• RECORDS SUPPLIED:
_____

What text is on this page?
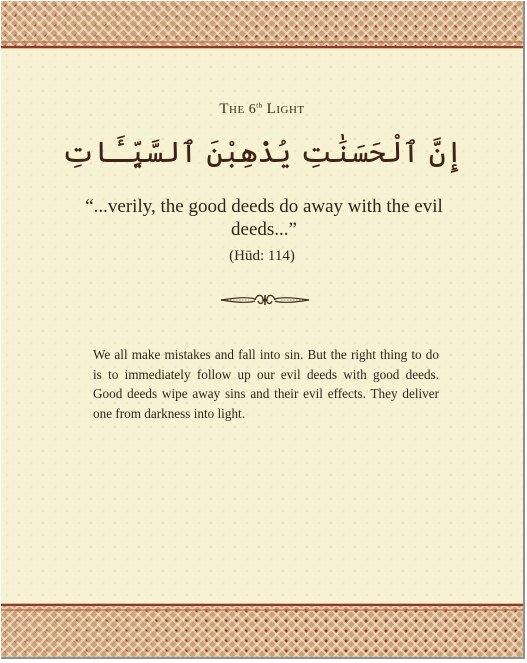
THE 6th LIGHT
إِنَّ ٱلْحَسَنَٰتِ يُذْهِبْنَ ٱلسَّيِّـَٔاتِ
“...verily, the good deeds do away with the evil deeds...”
(Hūd: 114)

We all make mistakes and fall into sin. But the right thing to do is to immediately follow up our evil deeds with good deeds. Good deeds wipe away sins and their evil effects. They deliver one from darkness into light.
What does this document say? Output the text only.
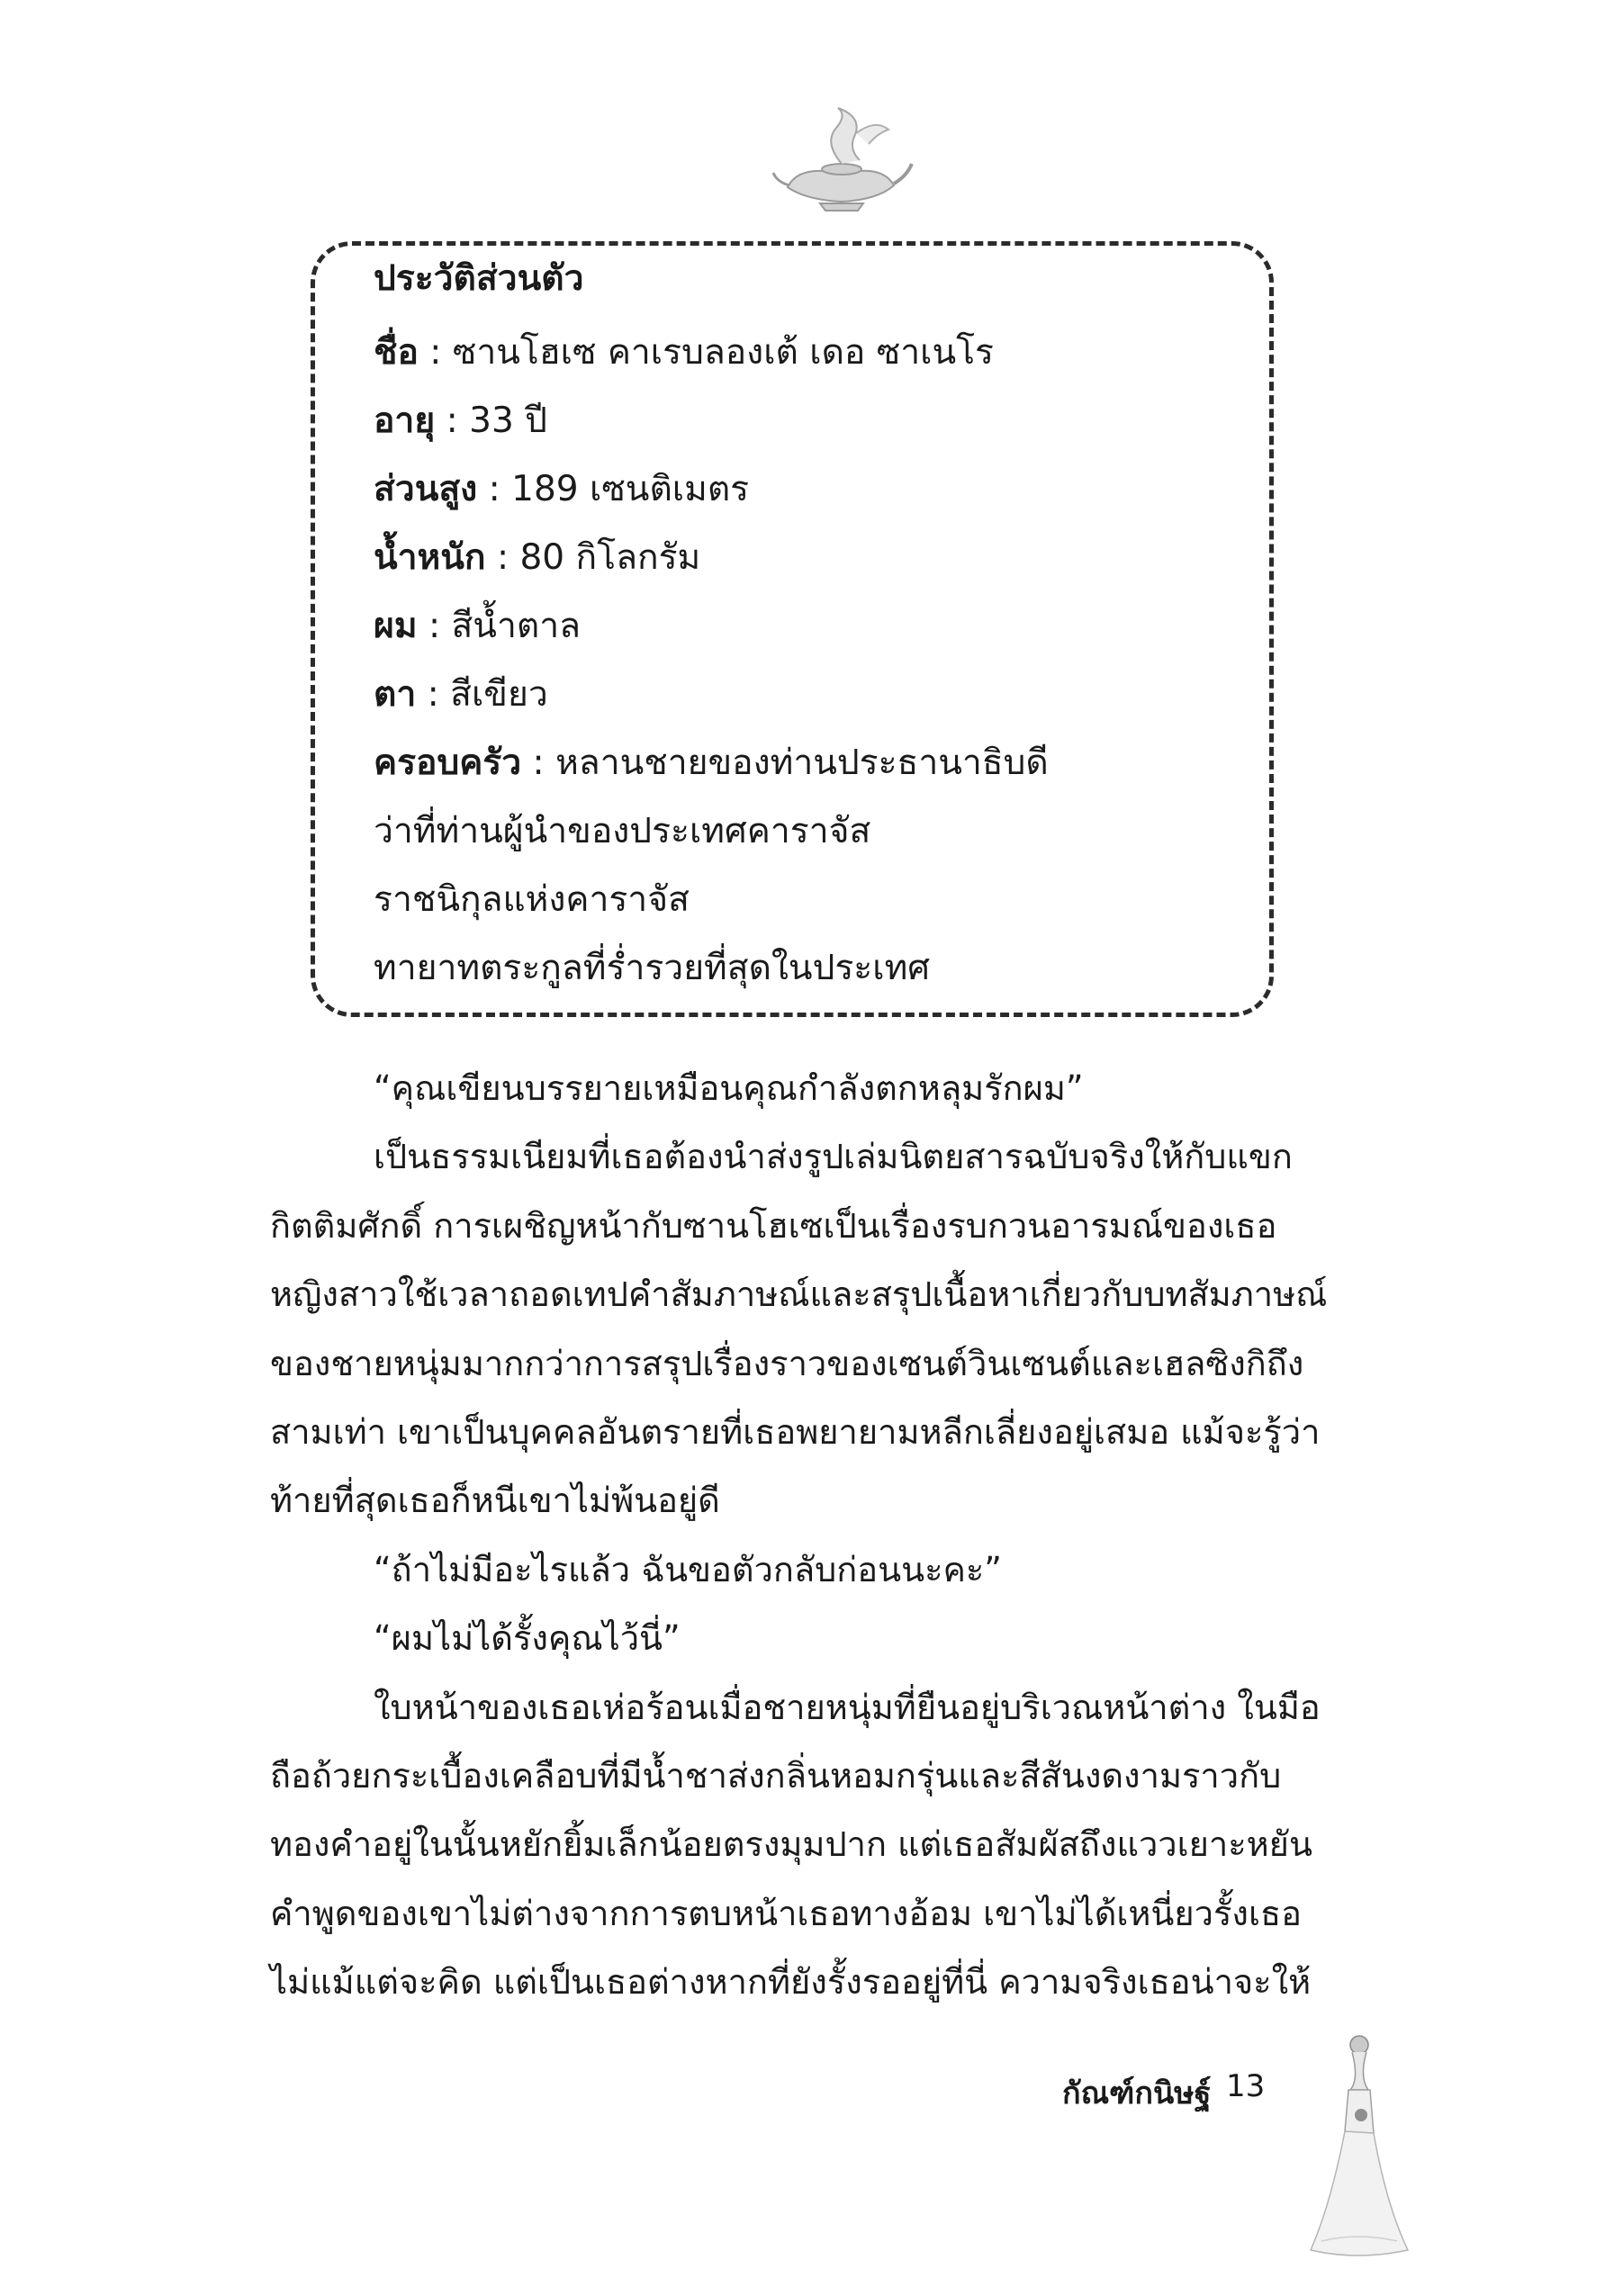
ประวัติส่วนตัว
ชื่อ : ซานโฮเซ คาเรบลองเต้ เดอ ซาเนโร
อายุ : 33 ปี
ส่วนสูง : 189 เซนติเมตร
น้ำหนัก : 80 กิโลกรัม
ผม : สีน้ำตาล
ตา : สีเขียว
ครอบครัว : หลานชายของท่านประธานาธิบดี
ว่าที่ท่านผู้นำของประเทศคาราจัส
ราชนิกุลแห่งคาราจัส
ทายาทตระกูลที่ร่ำรวยที่สุดในประเทศ
“คุณเขียนบรรยายเหมือนคุณกำลังตกหลุมรักผม”
เป็นธรรมเนียมที่เธอต้องนำส่งรูปเล่มนิตยสารฉบับจริงให้กับแขก
กิตติมศักดิ์ การเผชิญหน้ากับซานโฮเซเป็นเรื่องรบกวนอารมณ์ของเธอ
หญิงสาวใช้เวลาถอดเทปคำสัมภาษณ์และสรุปเนื้อหาเกี่ยวกับบทสัมภาษณ์
ของชายหนุ่มมากกว่าการสรุปเรื่องราวของเซนต์วินเซนต์และเฮลซิงกิถึง
สามเท่า เขาเป็นบุคคลอันตรายที่เธอพยายามหลีกเลี่ยงอยู่เสมอ แม้จะรู้ว่า
ท้ายที่สุดเธอก็หนีเขาไม่พ้นอยู่ดี
“ถ้าไม่มีอะไรแล้ว ฉันขอตัวกลับก่อนนะคะ”
“ผมไม่ได้รั้งคุณไว้นี่”
ใบหน้าของเธอเห่อร้อนเมื่อชายหนุ่มที่ยืนอยู่บริเวณหน้าต่าง ในมือ
ถือถ้วยกระเบื้องเคลือบที่มีน้ำชาส่งกลิ่นหอมกรุ่นและสีสันงดงามราวกับ
ทองคำอยู่ในนั้นหยักยิ้มเล็กน้อยตรงมุมปาก แต่เธอสัมผัสถึงแววเยาะหยัน
คำพูดของเขาไม่ต่างจากการตบหน้าเธอทางอ้อม เขาไม่ได้เหนี่ยวรั้งเธอ
ไม่แม้แต่จะคิด แต่เป็นเธอต่างหากที่ยังรั้งรออยู่ที่นี่ ความจริงเธอน่าจะให้
กัณฑ์กนิษฐ์ 13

_____

• TASK TO CARRY OUT: Identify the lines of the data that contain the word "good". Copy each of them.

• THE ANSWER:
“...verily, the good deeds do away with the evil deeds...”
We all make mistakes and fall into sin. But the right thing to do is to immediately follow up our evil deeds with good deeds. Good deeds wipe away sins and their evil effects. They deliver one from darkness into light.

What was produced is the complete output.